Data for this exercise:
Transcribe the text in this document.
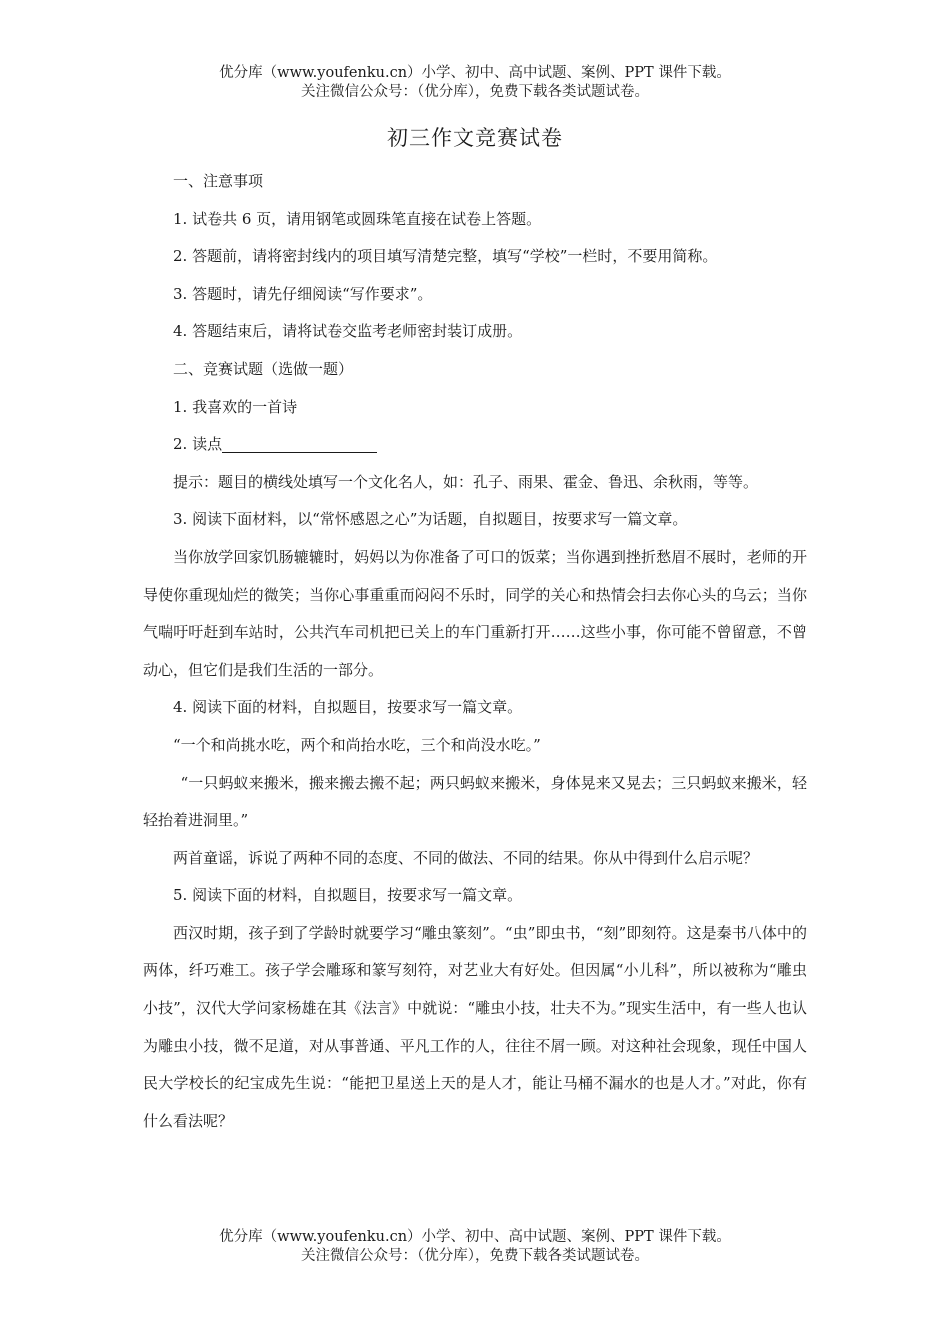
优分库（www.youfenku.cn）小学、初中、高中试题、案例、PPT 课件下载。
关注微信公众号：（优分库），免费下载各类试题试卷。
初三作文竞赛试卷

一、注意事项

1. 试卷共 6 页，请用钢笔或圆珠笔直接在试卷上答题。

2. 答题前，请将密封线内的项目填写清楚完整，填写“学校”一栏时，不要用简称。

3. 答题时，请先仔细阅读“写作要求”。

4. 答题结束后，请将试卷交监考老师密封装订成册。

二、竞赛试题（选做一题）

1. 我喜欢的一首诗

2. 读点

提示：题目的横线处填写一个文化名人，如：孔子、雨果、霍金、鲁迅、余秋雨，等等。

3. 阅读下面材料，以“常怀感恩之心”为话题，自拟题目，按要求写一篇文章。

当你放学回家饥肠辘辘时，妈妈以为你准备了可口的饭菜；当你遇到挫折愁眉不展时，老师的开导使你重现灿烂的微笑；当你心事重重而闷闷不乐时，同学的关心和热情会扫去你心头的乌云；当你气喘吁吁赶到车站时，公共汽车司机把已关上的车门重新打开……这些小事，你可能不曾留意，不曾动心，但它们是我们生活的一部分。

4. 阅读下面的材料，自拟题目，按要求写一篇文章。

“一个和尚挑水吃，两个和尚抬水吃，三个和尚没水吃。”

“一只蚂蚁来搬米，搬来搬去搬不起；两只蚂蚁来搬米，身体晃来又晃去；三只蚂蚁来搬米，轻轻抬着进洞里。”

两首童谣，诉说了两种不同的态度、不同的做法、不同的结果。你从中得到什么启示呢？

5. 阅读下面的材料，自拟题目，按要求写一篇文章。

西汉时期，孩子到了学龄时就要学习“雕虫篆刻”。“虫”即虫书，“刻”即刻符。这是秦书八体中的两体，纤巧难工。孩子学会雕琢和篆写刻符，对艺业大有好处。但因属“小儿科”，所以被称为“雕虫小技”，汉代大学问家杨雄在其《法言》中就说：“雕虫小技，壮夫不为。”现实生活中，有一些人也认为雕虫小技，微不足道，对从事普通、平凡工作的人，往往不屑一顾。对这种社会现象，现任中国人民大学校长的纪宝成先生说：“能把卫星送上天的是人才，能让马桶不漏水的也是人才。”对此，你有什么看法呢？

优分库（www.youfenku.cn）小学、初中、高中试题、案例、PPT 课件下载。
关注微信公众号：（优分库），免费下载各类试题试卷。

Task goal:
Restate the whole listing above exactly, except for its images.

Solved problem:
Transcribe the text in this document.
优分库（www.youfenku.cn）小学、初中、高中试题、案例、PPT 课件下载。
关注微信公众号：（优分库），免费下载各类试题试卷。
初三作文竞赛试卷

一、注意事项

1. 试卷共 6 页，请用钢笔或圆珠笔直接在试卷上答题。

2. 答题前，请将密封线内的项目填写清楚完整，填写“学校”一栏时，不要用简称。

3. 答题时，请先仔细阅读“写作要求”。

4. 答题结束后，请将试卷交监考老师密封装订成册。

二、竞赛试题（选做一题）

1. 我喜欢的一首诗

2. 读点

提示：题目的横线处填写一个文化名人，如：孔子、雨果、霍金、鲁迅、余秋雨，等等。

3. 阅读下面材料，以“常怀感恩之心”为话题，自拟题目，按要求写一篇文章。

当你放学回家饥肠辘辘时，妈妈以为你准备了可口的饭菜；当你遇到挫折愁眉不展时，老师的开导使你重现灿烂的微笑；当你心事重重而闷闷不乐时，同学的关心和热情会扫去你心头的乌云；当你气喘吁吁赶到车站时，公共汽车司机把已关上的车门重新打开……这些小事，你可能不曾留意，不曾动心，但它们是我们生活的一部分。

4. 阅读下面的材料，自拟题目，按要求写一篇文章。

“一个和尚挑水吃，两个和尚抬水吃，三个和尚没水吃。”

“一只蚂蚁来搬米，搬来搬去搬不起；两只蚂蚁来搬米，身体晃来又晃去；三只蚂蚁来搬米，轻轻抬着进洞里。”

两首童谣，诉说了两种不同的态度、不同的做法、不同的结果。你从中得到什么启示呢？

5. 阅读下面的材料，自拟题目，按要求写一篇文章。

西汉时期，孩子到了学龄时就要学习“雕虫篆刻”。“虫”即虫书，“刻”即刻符。这是秦书八体中的两体，纤巧难工。孩子学会雕琢和篆写刻符，对艺业大有好处。但因属“小儿科”，所以被称为“雕虫小技”，汉代大学问家杨雄在其《法言》中就说：“雕虫小技，壮夫不为。”现实生活中，有一些人也认为雕虫小技，微不足道，对从事普通、平凡工作的人，往往不屑一顾。对这种社会现象，现任中国人民大学校长的纪宝成先生说：“能把卫星送上天的是人才，能让马桶不漏水的也是人才。”对此，你有什么看法呢？

优分库（www.youfenku.cn）小学、初中、高中试题、案例、PPT 课件下载。
关注微信公众号：（优分库），免费下载各类试题试卷。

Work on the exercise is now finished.